- **WORK TO COMPLETE**:
Output every line of the material exactly, omitting images.

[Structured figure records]
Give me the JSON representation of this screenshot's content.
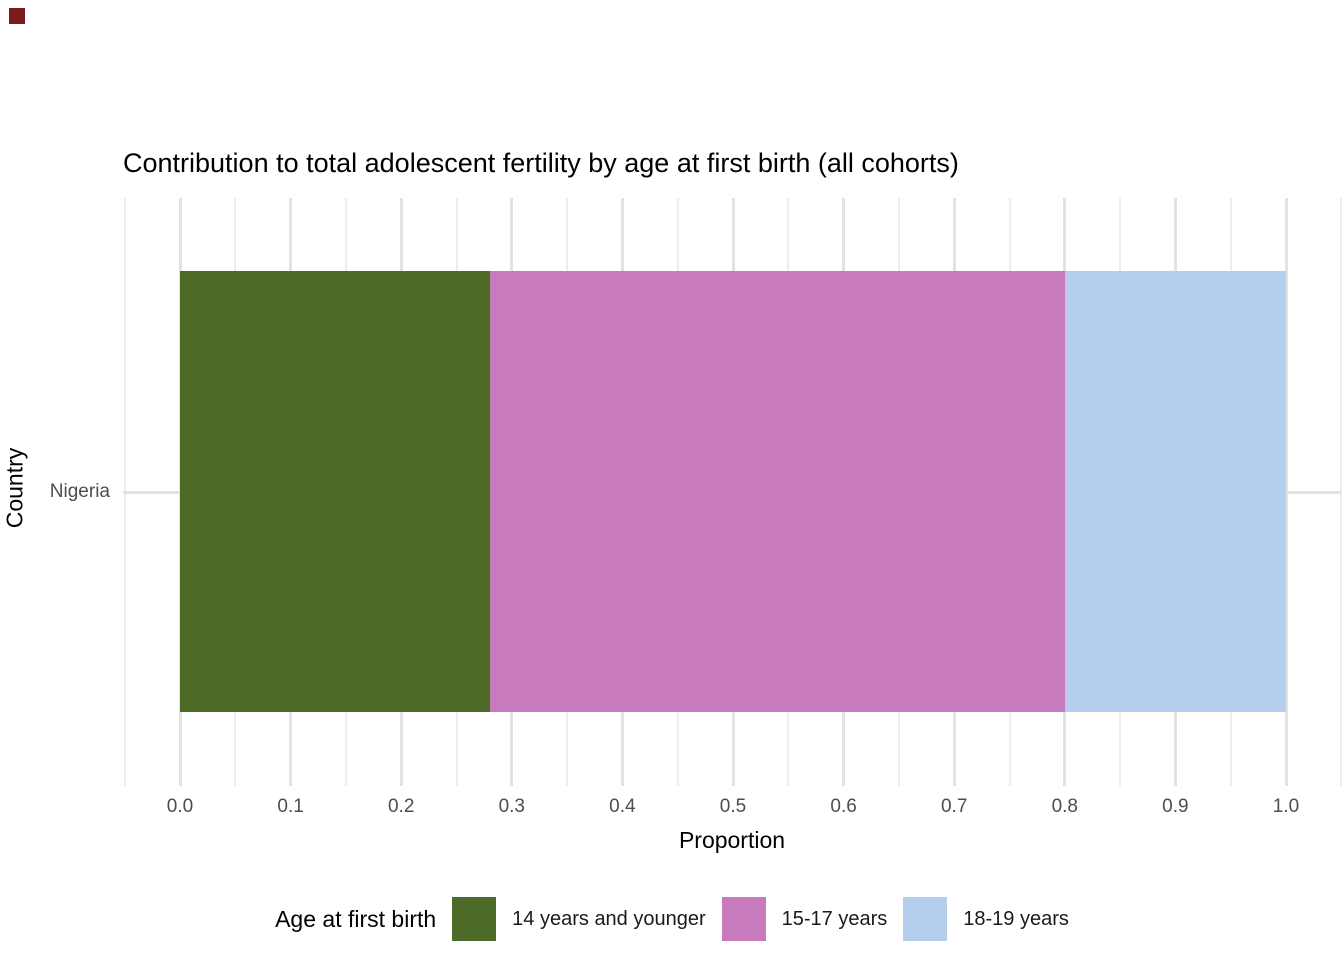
{
  "corner_marker_color": "#7E1A1A",
  "title": "Contribution to total adolescent fertility by age at first birth (all cohorts)",
  "chart_data": {
    "type": "bar",
    "orientation": "horizontal",
    "stacked": true,
    "title": "Contribution to total adolescent fertility by age at first birth (all cohorts)",
    "categories": [
      "Nigeria"
    ],
    "series": [
      {
        "name": "14 years and younger",
        "color": "#4D6A26",
        "values": [
          0.28
        ]
      },
      {
        "name": "15-17 years",
        "color": "#C77ABE",
        "values": [
          0.52
        ]
      },
      {
        "name": "18-19 years",
        "color": "#B5CEEE",
        "values": [
          0.2
        ]
      }
    ],
    "xlabel": "Proportion",
    "ylabel": "Country",
    "xlim": [
      -0.05,
      1.05
    ],
    "x_ticks": [
      "0.0",
      "0.1",
      "0.2",
      "0.3",
      "0.4",
      "0.5",
      "0.6",
      "0.7",
      "0.8",
      "0.9",
      "1.0"
    ],
    "grid": {
      "vertical_major_step": 0.1,
      "vertical_minor_step": 0.05,
      "horizontal_at_category_center": true
    },
    "gridline_major_color": "#E2E2E2",
    "gridline_minor_color": "#EDEDED",
    "axis_text_color": "#4D4D4D",
    "legend_title": "Age at first birth",
    "legend_position": "bottom"
  }
}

- **THE SOLUTION**:
Give me the JSON representation of this screenshot's content.
{
  "corner_marker_color": "#7E1A1A",
  "title": "Contribution to total adolescent fertility by age at first birth (all cohorts)",
  "chart_data": {
    "type": "bar",
    "orientation": "horizontal",
    "stacked": true,
    "title": "Contribution to total adolescent fertility by age at first birth (all cohorts)",
    "categories": [
      "Nigeria"
    ],
    "series": [
      {
        "name": "14 years and younger",
        "color": "#4D6A26",
        "values": [
          0.28
        ]
      },
      {
        "name": "15-17 years",
        "color": "#C77ABE",
        "values": [
          0.52
        ]
      },
      {
        "name": "18-19 years",
        "color": "#B5CEEE",
        "values": [
          0.2
        ]
      }
    ],
    "xlabel": "Proportion",
    "ylabel": "Country",
    "xlim": [
      -0.05,
      1.05
    ],
    "x_ticks": [
      "0.0",
      "0.1",
      "0.2",
      "0.3",
      "0.4",
      "0.5",
      "0.6",
      "0.7",
      "0.8",
      "0.9",
      "1.0"
    ],
    "grid": {
      "vertical_major_step": 0.1,
      "vertical_minor_step": 0.05,
      "horizontal_at_category_center": true
    },
    "gridline_major_color": "#E2E2E2",
    "gridline_minor_color": "#EDEDED",
    "axis_text_color": "#4D4D4D",
    "legend_title": "Age at first birth",
    "legend_position": "bottom"
  }
}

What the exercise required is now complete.